PROBLEM STATEMENT
Make an exact copy of the records, with the images left out.
========================
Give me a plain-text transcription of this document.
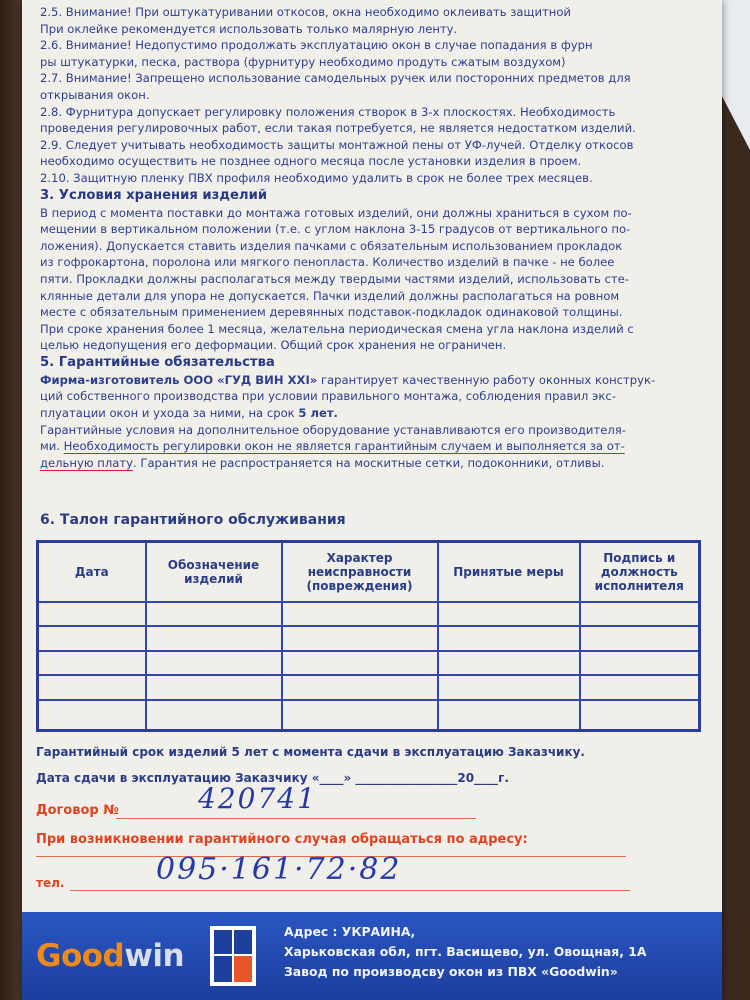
2.5. Внимание! При оштукатуривании откосов, окна необходимо оклеивать защитной

При оклейке рекомендуется использовать только малярную ленту.

2.6. Внимание! Недопустимо продолжать эксплуатацию окон в случае попадания в фурн

ры штукатурки, песка, раствора (фурнитуру необходимо продуть сжатым воздухом)

2.7. Внимание! Запрещено использование самодельных ручек или посторонних предметов для

открывания окон.

2.8. Фурнитура допускает регулировку положения створок в 3-х плоскостях. Необходимость

проведения регулировочных работ, если такая потребуется, не является недостатком изделий.

2.9. Следует учитывать необходимость защиты монтажной пены от УФ-лучей. Отделку откосов

необходимо осуществить не позднее одного месяца после установки изделия в проем.

2.10. Защитную пленку ПВХ профиля необходимо удалить в срок не более трех месяцев.

3. Условия хранения изделий

В период с момента поставки до монтажа готовых изделий, они должны храниться в сухом по-

мещении в вертикальном положении (т.е. с углом наклона 3-15 градусов от вертикального по-

ложения). Допускается ставить изделия пачками с обязательным использованием прокладок

из гофрокартона, поролона или мягкого пенопласта. Количество изделий в пачке - не более

пяти. Прокладки должны располагаться между твердыми частями изделий, использовать сте-

клянные детали для упора не допускается. Пачки изделий должны располагаться на ровном

месте с обязательным применением деревянных подставок-подкладок одинаковой толщины.

При сроке хранения более 1 месяца, желательна периодическая смена угла наклона изделий с

целью недопущения его деформации. Общий срок хранения не ограничен.

5. Гарантийные обязательства

Фирма-изготовитель ООО «ГУД ВИН XXI» гарантирует качественную работу оконных конструк-

ций собственного производства при условии правильного монтажа, соблюдения правил экс-

плуатации окон и ухода за ними, на срок 5 лет.

Гарантийные условия на дополнительное оборудование устанавливаются его производителя-

ми. Необходимость регулировки окон не является гарантийным случаем и выполняется за от-

дельную плату. Гарантия не распространяется на москитные сетки, подоконники, отливы.

6. Талон гарантийного обслуживания
Дата	Обозначение изделий	Характер неисправности (повреждения)	Принятые меры	Подпись и должность исполнителя

Гарантийный срок изделий 5 лет с момента сдачи в эксплуатацию Заказчику.
Дата сдачи в эксплуатацию Заказчику «____» _________________20____г.
Договор №	420741
При возникновении гарантийного случая обращаться по адресу:
тел.	095·161·72·82
Goodwin
Адрес : УКРАИНА,
Харьковская обл, пгт. Васищево, ул. Овощная, 1А
Завод по производсву окон из ПВХ «Goodwin»
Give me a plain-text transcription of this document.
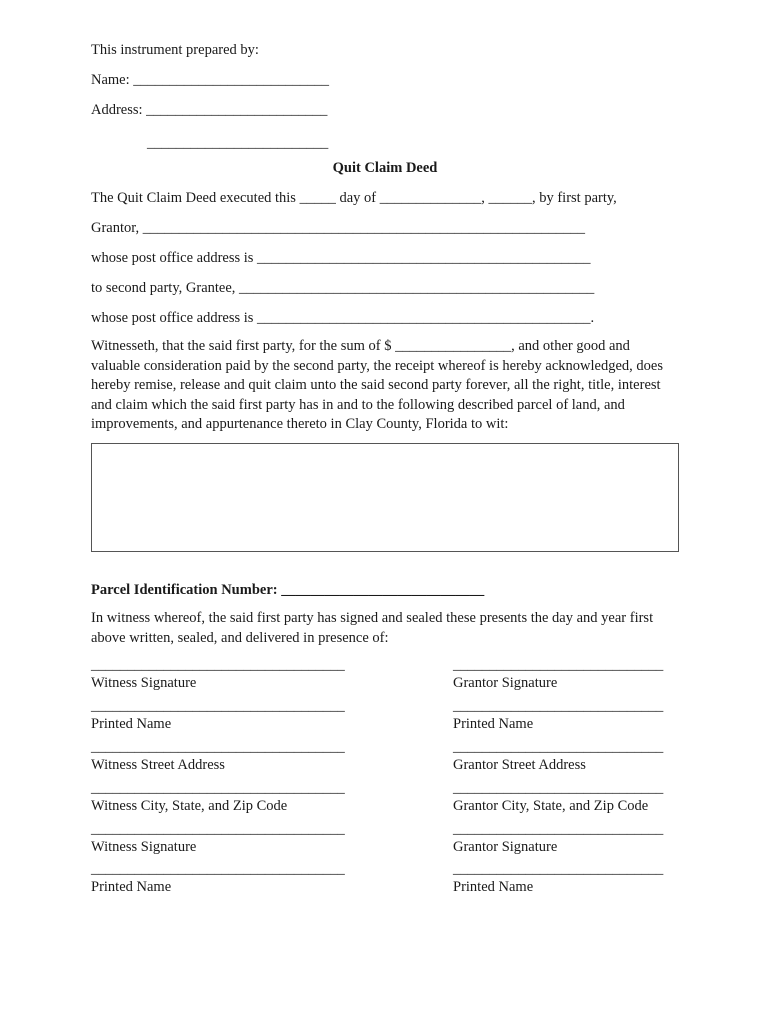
This instrument prepared by:
Name: ___________________________
Address: _________________________
_________________________
Quit Claim Deed
The Quit Claim Deed executed this _____ day of ______________, ______, by first party,
Grantor, _____________________________________________________________
whose post office address is ______________________________________________
to second party, Grantee, _________________________________________________
whose post office address is ______________________________________________.
Witnesseth, that the said first party, for the sum of $ ________________, and other good and valuable consideration paid by the second party, the receipt whereof is hereby acknowledged, does hereby remise, release and quit claim unto the said second party forever, all the right, title, interest and claim which the said first party has in and to the following described parcel of land, and improvements, and appurtenance thereto in Clay County, Florida to wit:
Parcel Identification Number: ____________________________
In witness whereof, the said first party has signed and sealed these presents the day and year first above written, sealed, and delivered in presence of:
___________________________________
Witness Signature
___________________________________
Printed Name
___________________________________
Witness Street Address
___________________________________
Witness City, State, and Zip Code
___________________________________
Witness Signature
___________________________________
Printed Name
_____________________________
Grantor Signature
_____________________________
Printed Name
_____________________________
Grantor Street Address
_____________________________
Grantor City, State, and Zip Code
_____________________________
Grantor Signature
_____________________________
Printed Name
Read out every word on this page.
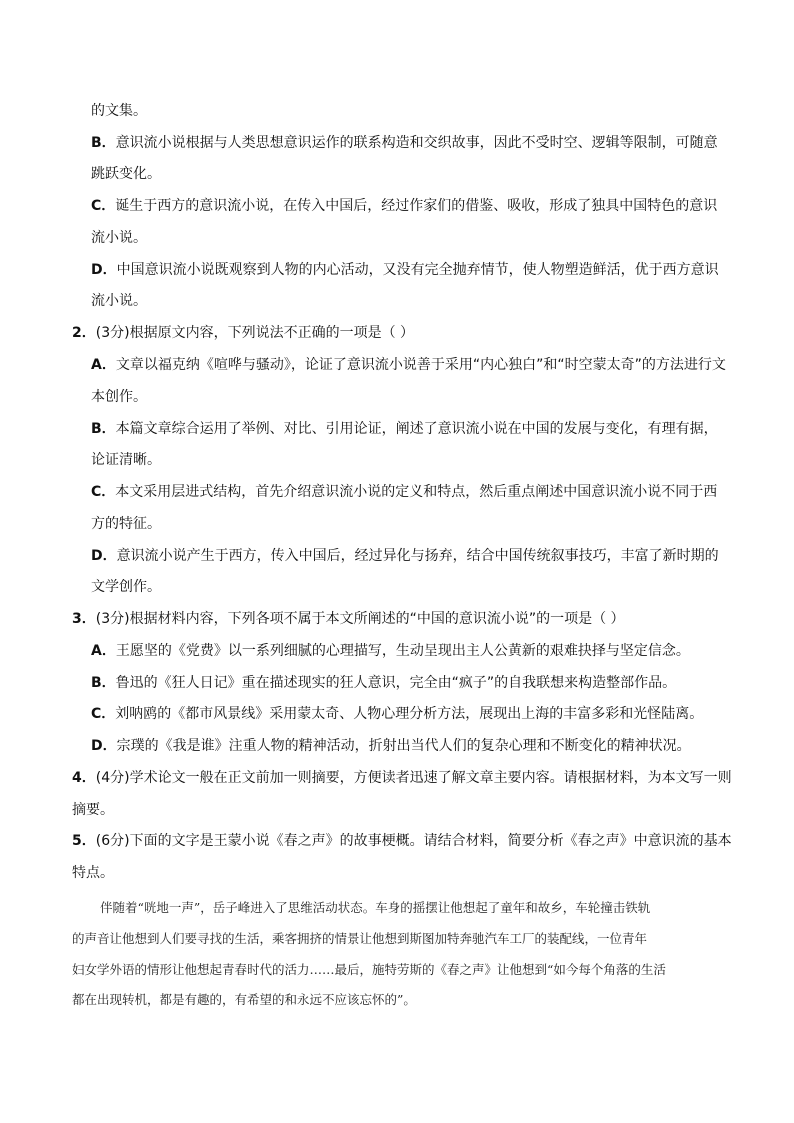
的文集。
B．意识流小说根据与人类思想意识运作的联系构造和交织故事，因此不受时空、逻辑等限制，可随意
跳跃变化。
C．诞生于西方的意识流小说，在传入中国后，经过作家们的借鉴、吸收，形成了独具中国特色的意识
流小说。
D．中国意识流小说既观察到人物的内心活动，又没有完全抛弃情节，使人物塑造鲜活，优于西方意识
流小说。
2．(3分)根据原文内容，下列说法不正确的一项是（ ）
A．文章以福克纳《喧哗与骚动》，论证了意识流小说善于采用“内心独白”和“时空蒙太奇”的方法进行文
本创作。
B．本篇文章综合运用了举例、对比、引用论证，阐述了意识流小说在中国的发展与变化，有理有据，
论证清晰。
C．本文采用层进式结构，首先介绍意识流小说的定义和特点，然后重点阐述中国意识流小说不同于西
方的特征。
D．意识流小说产生于西方，传入中国后，经过异化与扬弃，结合中国传统叙事技巧，丰富了新时期的
文学创作。
3．(3分)根据材料内容，下列各项不属于本文所阐述的“中国的意识流小说”的一项是（ ）
A．王愿坚的《党费》以一系列细腻的心理描写，生动呈现出主人公黄新的艰难抉择与坚定信念。
B．鲁迅的《狂人日记》重在描述现实的狂人意识，完全由“疯子”的自我联想来构造整部作品。
C．刘呐鸥的《都市风景线》采用蒙太奇、人物心理分析方法，展现出上海的丰富多彩和光怪陆离。
D．宗璞的《我是谁》注重人物的精神活动，折射出当代人们的复杂心理和不断变化的精神状况。
4．(4分)学术论文一般在正文前加一则摘要，方便读者迅速了解文章主要内容。请根据材料，为本文写一则
摘要。
5．(6分)下面的文字是王蒙小说《春之声》的故事梗概。请结合材料，简要分析《春之声》中意识流的基本
特点。
伴随着“咣地一声”，岳子峰进入了思维活动状态。车身的摇摆让他想起了童年和故乡，车轮撞击铁轨
的声音让他想到人们要寻找的生活，乘客拥挤的情景让他想到斯图加特奔驰汽车工厂的装配线，一位青年
妇女学外语的情形让他想起青春时代的活力……最后，施特劳斯的《春之声》让他想到“如今每个角落的生活
都在出现转机，都是有趣的，有希望的和永远不应该忘怀的”。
========================
CORRECT RESULT
Give me a plain-text transcription of this document.
2.5. Внимание! При оштукатуривании откосов, окна необходимо оклеивать защитной

При оклейке рекомендуется использовать только малярную ленту.

2.6. Внимание! Недопустимо продолжать эксплуатацию окон в случае попадания в фурн

ры штукатурки, песка, раствора (фурнитуру необходимо продуть сжатым воздухом)

2.7. Внимание! Запрещено использование самодельных ручек или посторонних предметов для

открывания окон.

2.8. Фурнитура допускает регулировку положения створок в 3-х плоскостях. Необходимость

проведения регулировочных работ, если такая потребуется, не является недостатком изделий.

2.9. Следует учитывать необходимость защиты монтажной пены от УФ-лучей. Отделку откосов

необходимо осуществить не позднее одного месяца после установки изделия в проем.

2.10. Защитную пленку ПВХ профиля необходимо удалить в срок не более трех месяцев.

3. Условия хранения изделий

В период с момента поставки до монтажа готовых изделий, они должны храниться в сухом по-

мещении в вертикальном положении (т.е. с углом наклона 3-15 градусов от вертикального по-

ложения). Допускается ставить изделия пачками с обязательным использованием прокладок

из гофрокартона, поролона или мягкого пенопласта. Количество изделий в пачке - не более

пяти. Прокладки должны располагаться между твердыми частями изделий, использовать сте-

клянные детали для упора не допускается. Пачки изделий должны располагаться на ровном

месте с обязательным применением деревянных подставок-подкладок одинаковой толщины.

При сроке хранения более 1 месяца, желательна периодическая смена угла наклона изделий с

целью недопущения его деформации. Общий срок хранения не ограничен.

5. Гарантийные обязательства

Фирма-изготовитель ООО «ГУД ВИН XXI» гарантирует качественную работу оконных конструк-

ций собственного производства при условии правильного монтажа, соблюдения правил экс-

плуатации окон и ухода за ними, на срок 5 лет.

Гарантийные условия на дополнительное оборудование устанавливаются его производителя-

ми. Необходимость регулировки окон не является гарантийным случаем и выполняется за от-

дельную плату. Гарантия не распространяется на москитные сетки, подоконники, отливы.

6. Талон гарантийного обслуживания
Дата	Обозначение изделий	Характер неисправности (повреждения)	Принятые меры	Подпись и должность исполнителя

Гарантийный срок изделий 5 лет с момента сдачи в эксплуатацию Заказчику.
Дата сдачи в эксплуатацию Заказчику «____» _________________20____г.
Договор №	420741
При возникновении гарантийного случая обращаться по адресу:
тел.	095·161·72·82
Goodwin
Адрес : УКРАИНА,
Харьковская обл, пгт. Васищево, ул. Овощная, 1А
Завод по производсву окон из ПВХ «Goodwin»
Give me a plain-text transcription of this document.
This instrument prepared by:
Name: ___________________________
Address: _________________________
_________________________
Quit Claim Deed
The Quit Claim Deed executed this _____ day of ______________, ______, by first party,
Grantor, _____________________________________________________________
whose post office address is ______________________________________________
to second party, Grantee, _________________________________________________
whose post office address is ______________________________________________.
Witnesseth, that the said first party, for the sum of $ ________________, and other good and valuable consideration paid by the second party, the receipt whereof is hereby acknowledged, does hereby remise, release and quit claim unto the said second party forever, all the right, title, interest and claim which the said first party has in and to the following described parcel of land, and improvements, and appurtenance thereto in Clay County, Florida to wit:
Parcel Identification Number: ____________________________
In witness whereof, the said first party has signed and sealed these presents the day and year first above written, sealed, and delivered in presence of:
___________________________________
Witness Signature
___________________________________
Printed Name
___________________________________
Witness Street Address
___________________________________
Witness City, State, and Zip Code
___________________________________
Witness Signature
___________________________________
Printed Name
_____________________________
Grantor Signature
_____________________________
Printed Name
_____________________________
Grantor Street Address
_____________________________
Grantor City, State, and Zip Code
_____________________________
Grantor Signature
_____________________________
Printed Name
Read out every word on this page.
的文集。
B．意识流小说根据与人类思想意识运作的联系构造和交织故事，因此不受时空、逻辑等限制，可随意
跳跃变化。
C．诞生于西方的意识流小说，在传入中国后，经过作家们的借鉴、吸收，形成了独具中国特色的意识
流小说。
D．中国意识流小说既观察到人物的内心活动，又没有完全抛弃情节，使人物塑造鲜活，优于西方意识
流小说。
2．(3分)根据原文内容，下列说法不正确的一项是（ ）
A．文章以福克纳《喧哗与骚动》，论证了意识流小说善于采用“内心独白”和“时空蒙太奇”的方法进行文
本创作。
B．本篇文章综合运用了举例、对比、引用论证，阐述了意识流小说在中国的发展与变化，有理有据，
论证清晰。
C．本文采用层进式结构，首先介绍意识流小说的定义和特点，然后重点阐述中国意识流小说不同于西
方的特征。
D．意识流小说产生于西方，传入中国后，经过异化与扬弃，结合中国传统叙事技巧，丰富了新时期的
文学创作。
3．(3分)根据材料内容，下列各项不属于本文所阐述的“中国的意识流小说”的一项是（ ）
A．王愿坚的《党费》以一系列细腻的心理描写，生动呈现出主人公黄新的艰难抉择与坚定信念。
B．鲁迅的《狂人日记》重在描述现实的狂人意识，完全由“疯子”的自我联想来构造整部作品。
C．刘呐鸥的《都市风景线》采用蒙太奇、人物心理分析方法，展现出上海的丰富多彩和光怪陆离。
D．宗璞的《我是谁》注重人物的精神活动，折射出当代人们的复杂心理和不断变化的精神状况。
4．(4分)学术论文一般在正文前加一则摘要，方便读者迅速了解文章主要内容。请根据材料，为本文写一则
摘要。
5．(6分)下面的文字是王蒙小说《春之声》的故事梗概。请结合材料，简要分析《春之声》中意识流的基本
特点。
伴随着“咣地一声”，岳子峰进入了思维活动状态。车身的摇摆让他想起了童年和故乡，车轮撞击铁轨
的声音让他想到人们要寻找的生活，乘客拥挤的情景让他想到斯图加特奔驰汽车工厂的装配线，一位青年
妇女学外语的情形让他想起青春时代的活力……最后，施特劳斯的《春之声》让他想到“如今每个角落的生活
都在出现转机，都是有趣的，有希望的和永远不应该忘怀的”。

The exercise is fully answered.